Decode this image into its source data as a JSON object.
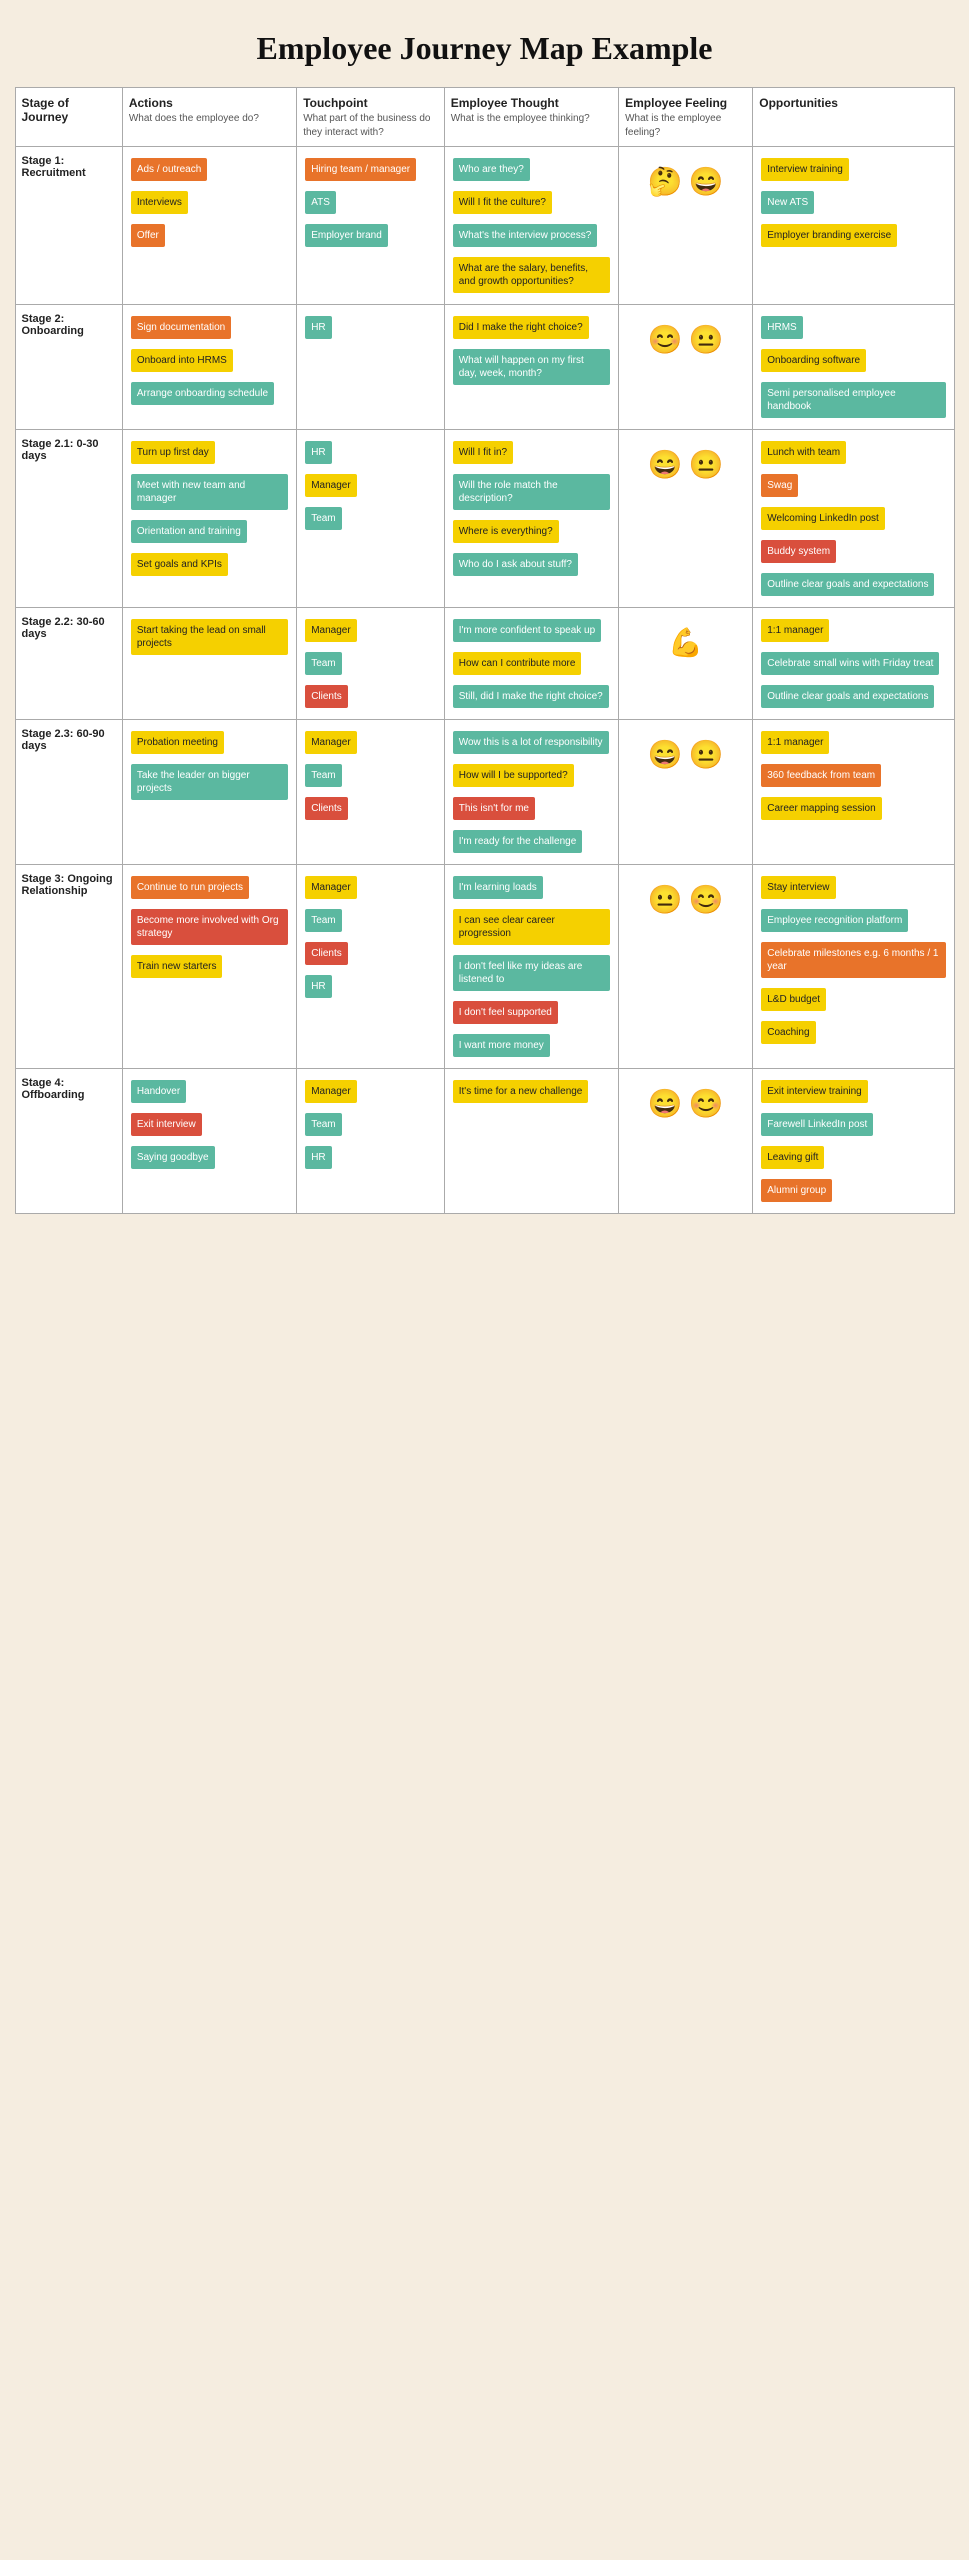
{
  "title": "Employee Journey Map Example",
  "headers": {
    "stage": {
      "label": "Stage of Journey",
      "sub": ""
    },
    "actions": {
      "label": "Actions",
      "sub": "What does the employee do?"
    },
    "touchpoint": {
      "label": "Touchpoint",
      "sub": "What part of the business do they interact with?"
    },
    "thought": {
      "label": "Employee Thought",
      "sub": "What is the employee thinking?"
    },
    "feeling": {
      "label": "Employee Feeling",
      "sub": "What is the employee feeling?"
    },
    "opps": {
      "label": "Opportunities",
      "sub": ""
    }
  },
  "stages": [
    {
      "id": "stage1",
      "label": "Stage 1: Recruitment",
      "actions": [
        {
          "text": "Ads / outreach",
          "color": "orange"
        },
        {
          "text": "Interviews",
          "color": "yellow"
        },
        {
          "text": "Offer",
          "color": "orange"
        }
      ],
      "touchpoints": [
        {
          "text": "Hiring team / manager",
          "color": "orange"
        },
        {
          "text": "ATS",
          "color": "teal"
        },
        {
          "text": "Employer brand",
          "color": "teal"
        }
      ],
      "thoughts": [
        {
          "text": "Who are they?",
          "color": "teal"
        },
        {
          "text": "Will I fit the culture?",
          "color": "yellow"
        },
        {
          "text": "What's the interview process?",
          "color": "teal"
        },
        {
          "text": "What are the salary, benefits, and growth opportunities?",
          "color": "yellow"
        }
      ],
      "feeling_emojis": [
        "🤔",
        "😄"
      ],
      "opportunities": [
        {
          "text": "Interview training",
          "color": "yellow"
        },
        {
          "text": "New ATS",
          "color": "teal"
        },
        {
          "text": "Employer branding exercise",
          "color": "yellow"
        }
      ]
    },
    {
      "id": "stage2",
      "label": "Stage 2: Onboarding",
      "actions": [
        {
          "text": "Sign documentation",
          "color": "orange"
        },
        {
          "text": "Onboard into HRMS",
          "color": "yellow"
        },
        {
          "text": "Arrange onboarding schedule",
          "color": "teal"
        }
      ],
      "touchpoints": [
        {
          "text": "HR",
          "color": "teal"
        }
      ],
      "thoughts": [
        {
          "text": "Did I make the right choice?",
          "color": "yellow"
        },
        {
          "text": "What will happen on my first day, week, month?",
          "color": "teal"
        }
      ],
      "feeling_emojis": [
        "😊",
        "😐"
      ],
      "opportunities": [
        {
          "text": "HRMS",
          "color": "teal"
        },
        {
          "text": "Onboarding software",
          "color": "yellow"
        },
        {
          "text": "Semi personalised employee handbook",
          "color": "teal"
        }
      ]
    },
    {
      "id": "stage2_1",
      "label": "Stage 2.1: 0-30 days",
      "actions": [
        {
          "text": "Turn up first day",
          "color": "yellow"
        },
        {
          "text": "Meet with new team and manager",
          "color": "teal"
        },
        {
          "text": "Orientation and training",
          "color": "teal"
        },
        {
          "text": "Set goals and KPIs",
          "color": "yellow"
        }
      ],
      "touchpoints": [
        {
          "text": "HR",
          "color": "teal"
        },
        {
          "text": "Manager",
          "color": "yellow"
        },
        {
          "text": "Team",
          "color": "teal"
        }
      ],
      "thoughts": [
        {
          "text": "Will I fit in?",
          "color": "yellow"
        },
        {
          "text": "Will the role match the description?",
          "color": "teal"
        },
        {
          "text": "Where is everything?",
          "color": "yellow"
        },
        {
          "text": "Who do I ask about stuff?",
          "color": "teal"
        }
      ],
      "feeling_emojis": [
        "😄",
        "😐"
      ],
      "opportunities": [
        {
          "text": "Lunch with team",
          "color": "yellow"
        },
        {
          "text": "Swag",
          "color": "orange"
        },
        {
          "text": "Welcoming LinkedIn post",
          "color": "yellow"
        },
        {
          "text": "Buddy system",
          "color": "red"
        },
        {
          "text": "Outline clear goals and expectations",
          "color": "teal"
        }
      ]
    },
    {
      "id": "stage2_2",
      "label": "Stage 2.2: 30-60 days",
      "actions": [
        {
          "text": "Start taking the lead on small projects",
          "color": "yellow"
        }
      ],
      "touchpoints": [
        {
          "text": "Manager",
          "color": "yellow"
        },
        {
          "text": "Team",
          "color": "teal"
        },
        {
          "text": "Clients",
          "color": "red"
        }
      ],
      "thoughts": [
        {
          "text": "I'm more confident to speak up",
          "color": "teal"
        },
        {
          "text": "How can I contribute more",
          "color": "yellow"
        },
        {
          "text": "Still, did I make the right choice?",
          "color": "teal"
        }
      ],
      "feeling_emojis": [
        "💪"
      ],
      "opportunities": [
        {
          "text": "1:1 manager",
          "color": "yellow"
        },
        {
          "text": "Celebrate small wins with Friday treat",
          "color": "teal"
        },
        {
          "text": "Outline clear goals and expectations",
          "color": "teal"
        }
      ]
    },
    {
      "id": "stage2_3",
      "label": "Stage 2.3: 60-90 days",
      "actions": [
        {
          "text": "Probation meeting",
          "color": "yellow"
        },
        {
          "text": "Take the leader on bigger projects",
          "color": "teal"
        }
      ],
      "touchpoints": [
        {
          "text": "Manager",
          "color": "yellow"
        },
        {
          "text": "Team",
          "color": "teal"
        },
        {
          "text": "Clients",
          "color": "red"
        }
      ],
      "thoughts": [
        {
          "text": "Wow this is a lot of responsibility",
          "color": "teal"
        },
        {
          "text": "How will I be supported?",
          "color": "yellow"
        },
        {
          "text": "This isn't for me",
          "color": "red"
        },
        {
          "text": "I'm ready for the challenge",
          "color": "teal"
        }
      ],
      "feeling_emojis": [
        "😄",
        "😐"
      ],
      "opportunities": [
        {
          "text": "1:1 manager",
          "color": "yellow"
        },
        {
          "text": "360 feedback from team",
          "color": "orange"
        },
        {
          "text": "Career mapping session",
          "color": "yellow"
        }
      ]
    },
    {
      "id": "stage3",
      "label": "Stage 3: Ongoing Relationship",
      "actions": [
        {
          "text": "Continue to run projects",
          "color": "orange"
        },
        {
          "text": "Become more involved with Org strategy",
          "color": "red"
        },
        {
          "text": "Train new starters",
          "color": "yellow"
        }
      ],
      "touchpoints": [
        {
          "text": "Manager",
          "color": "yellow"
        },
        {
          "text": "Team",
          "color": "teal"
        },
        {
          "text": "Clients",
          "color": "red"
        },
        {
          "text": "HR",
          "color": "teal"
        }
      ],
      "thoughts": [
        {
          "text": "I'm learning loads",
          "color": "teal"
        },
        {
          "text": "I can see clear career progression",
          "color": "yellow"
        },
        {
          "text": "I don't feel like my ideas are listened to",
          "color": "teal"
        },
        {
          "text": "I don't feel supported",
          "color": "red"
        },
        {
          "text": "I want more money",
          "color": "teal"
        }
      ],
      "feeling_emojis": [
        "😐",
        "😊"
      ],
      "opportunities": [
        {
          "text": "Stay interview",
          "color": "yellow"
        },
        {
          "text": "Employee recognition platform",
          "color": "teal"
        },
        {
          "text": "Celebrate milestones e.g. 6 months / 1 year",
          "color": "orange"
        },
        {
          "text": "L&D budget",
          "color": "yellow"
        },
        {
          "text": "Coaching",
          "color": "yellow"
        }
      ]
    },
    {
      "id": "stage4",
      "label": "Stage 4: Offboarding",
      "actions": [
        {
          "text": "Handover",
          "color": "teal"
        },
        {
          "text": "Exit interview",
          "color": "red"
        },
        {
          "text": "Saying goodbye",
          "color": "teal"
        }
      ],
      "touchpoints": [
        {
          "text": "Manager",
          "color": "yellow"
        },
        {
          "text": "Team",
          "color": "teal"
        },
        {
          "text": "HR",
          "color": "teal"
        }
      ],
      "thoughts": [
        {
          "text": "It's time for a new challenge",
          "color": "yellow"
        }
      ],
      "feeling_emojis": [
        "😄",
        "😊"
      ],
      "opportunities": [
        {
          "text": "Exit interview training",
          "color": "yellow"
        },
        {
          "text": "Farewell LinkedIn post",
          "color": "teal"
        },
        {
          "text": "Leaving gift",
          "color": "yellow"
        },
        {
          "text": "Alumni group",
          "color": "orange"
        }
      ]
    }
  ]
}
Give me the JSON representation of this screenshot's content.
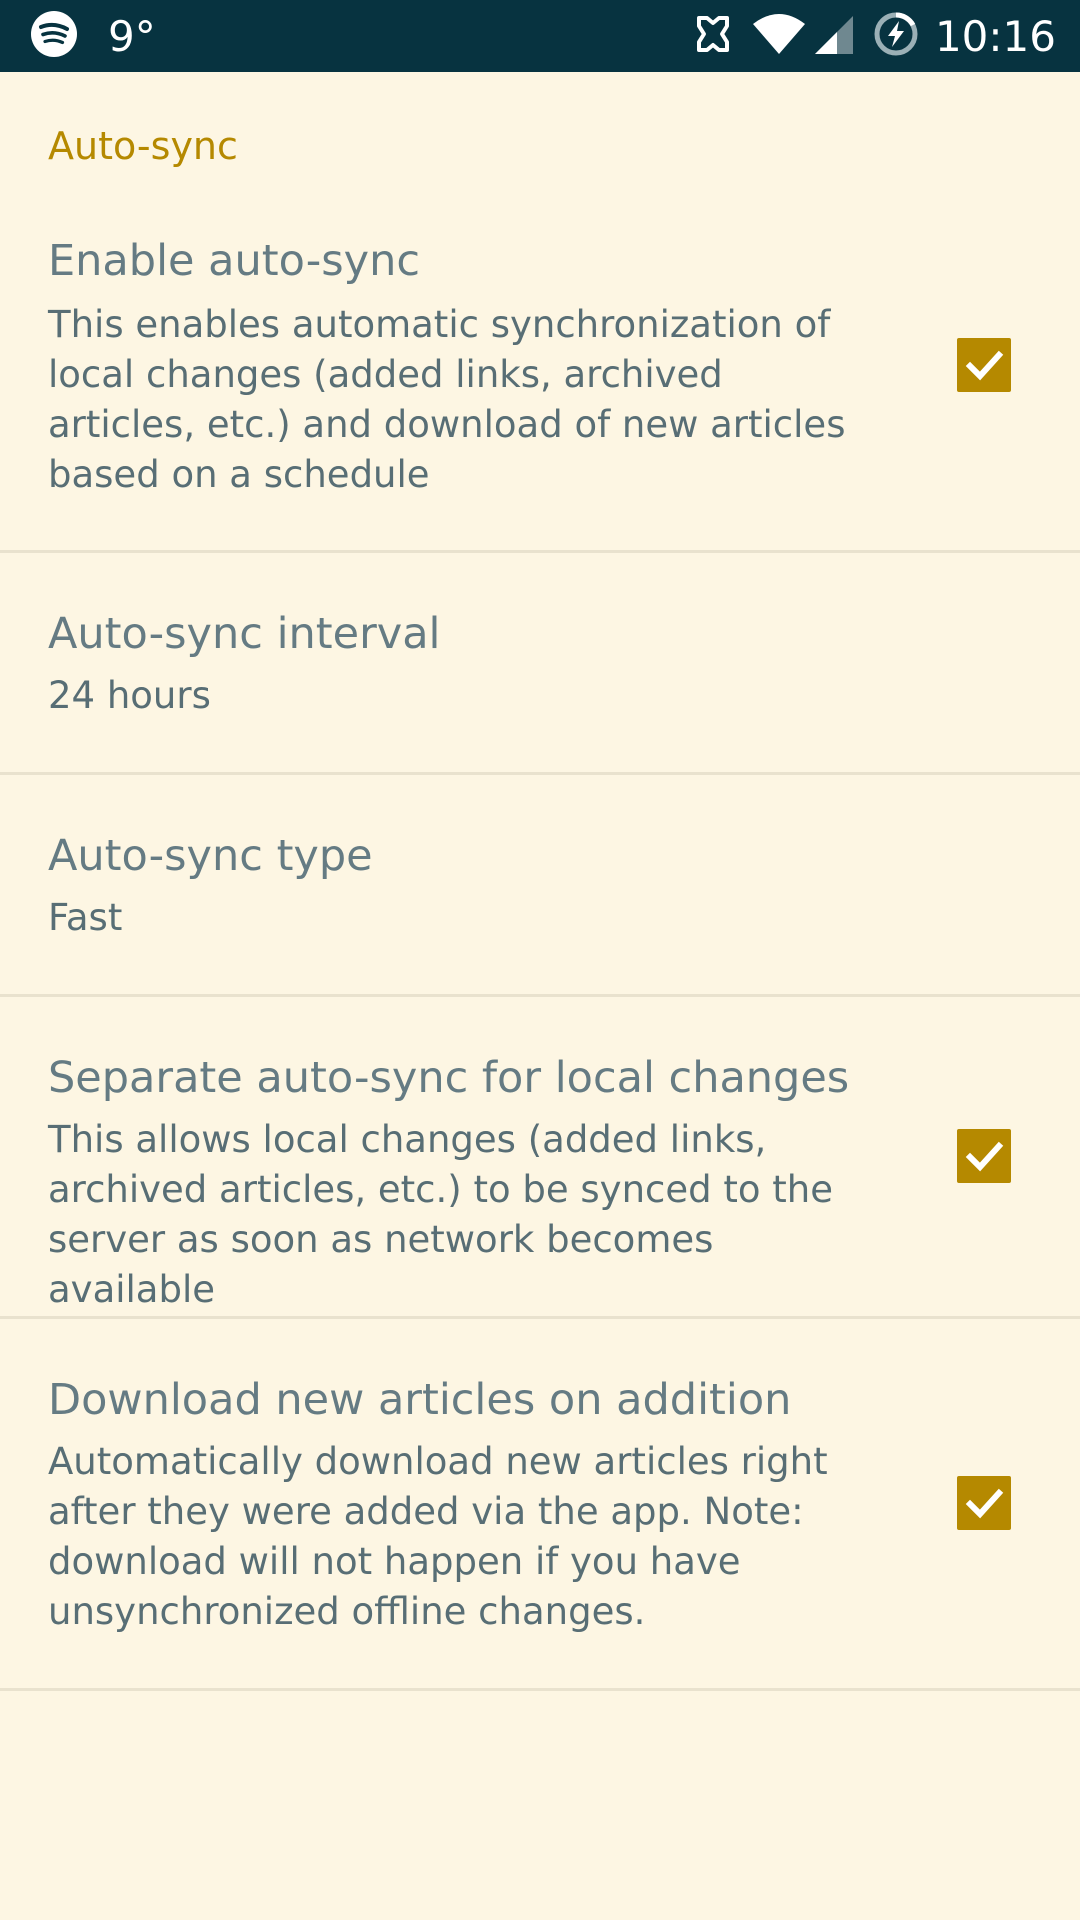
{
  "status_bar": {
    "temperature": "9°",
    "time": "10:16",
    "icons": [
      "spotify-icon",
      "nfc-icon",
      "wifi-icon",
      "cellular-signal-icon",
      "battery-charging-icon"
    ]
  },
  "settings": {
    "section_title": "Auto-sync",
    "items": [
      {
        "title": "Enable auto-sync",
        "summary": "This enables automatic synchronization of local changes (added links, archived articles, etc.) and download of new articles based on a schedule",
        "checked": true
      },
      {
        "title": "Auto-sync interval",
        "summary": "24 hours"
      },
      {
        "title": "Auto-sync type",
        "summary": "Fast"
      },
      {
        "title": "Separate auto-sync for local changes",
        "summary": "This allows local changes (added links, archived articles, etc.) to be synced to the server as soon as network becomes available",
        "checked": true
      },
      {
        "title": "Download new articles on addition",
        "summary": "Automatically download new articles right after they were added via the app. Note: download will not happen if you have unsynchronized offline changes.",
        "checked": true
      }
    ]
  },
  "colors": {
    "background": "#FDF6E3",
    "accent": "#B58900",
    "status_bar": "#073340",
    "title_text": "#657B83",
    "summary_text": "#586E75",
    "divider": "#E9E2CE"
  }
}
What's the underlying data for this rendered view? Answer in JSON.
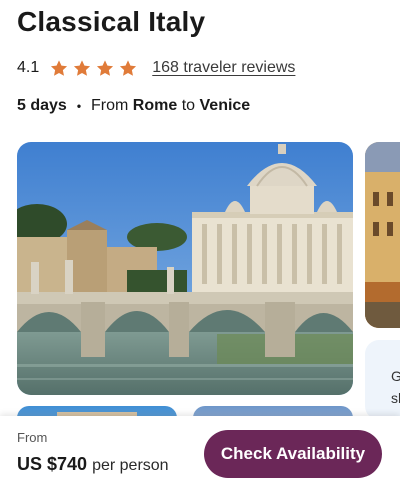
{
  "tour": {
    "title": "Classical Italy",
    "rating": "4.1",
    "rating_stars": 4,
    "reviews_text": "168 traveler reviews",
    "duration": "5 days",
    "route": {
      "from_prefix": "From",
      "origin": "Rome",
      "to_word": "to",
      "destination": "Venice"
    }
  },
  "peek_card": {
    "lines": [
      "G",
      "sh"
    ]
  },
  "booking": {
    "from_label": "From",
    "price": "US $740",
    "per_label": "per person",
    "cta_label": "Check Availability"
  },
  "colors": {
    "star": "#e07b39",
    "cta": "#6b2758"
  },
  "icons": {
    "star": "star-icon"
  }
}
....
WORK TO BE COMPLETED — Find the line containing "What's the underlying" in the listing above. Please restate word for word that line through the last one, leaving out the pictures.

RESULT OF THE TASK —
What's the underlying data for this rendered view? Answer in JSON.
{
  "tour": {
    "title": "Classical Italy",
    "rating": "4.1",
    "rating_stars": 4,
    "reviews_text": "168 traveler reviews",
    "duration": "5 days",
    "route": {
      "from_prefix": "From",
      "origin": "Rome",
      "to_word": "to",
      "destination": "Venice"
    }
  },
  "peek_card": {
    "lines": [
      "G",
      "sh"
    ]
  },
  "booking": {
    "from_label": "From",
    "price": "US $740",
    "per_label": "per person",
    "cta_label": "Check Availability"
  },
  "colors": {
    "star": "#e07b39",
    "cta": "#6b2758"
  },
  "icons": {
    "star": "star-icon"
  }
}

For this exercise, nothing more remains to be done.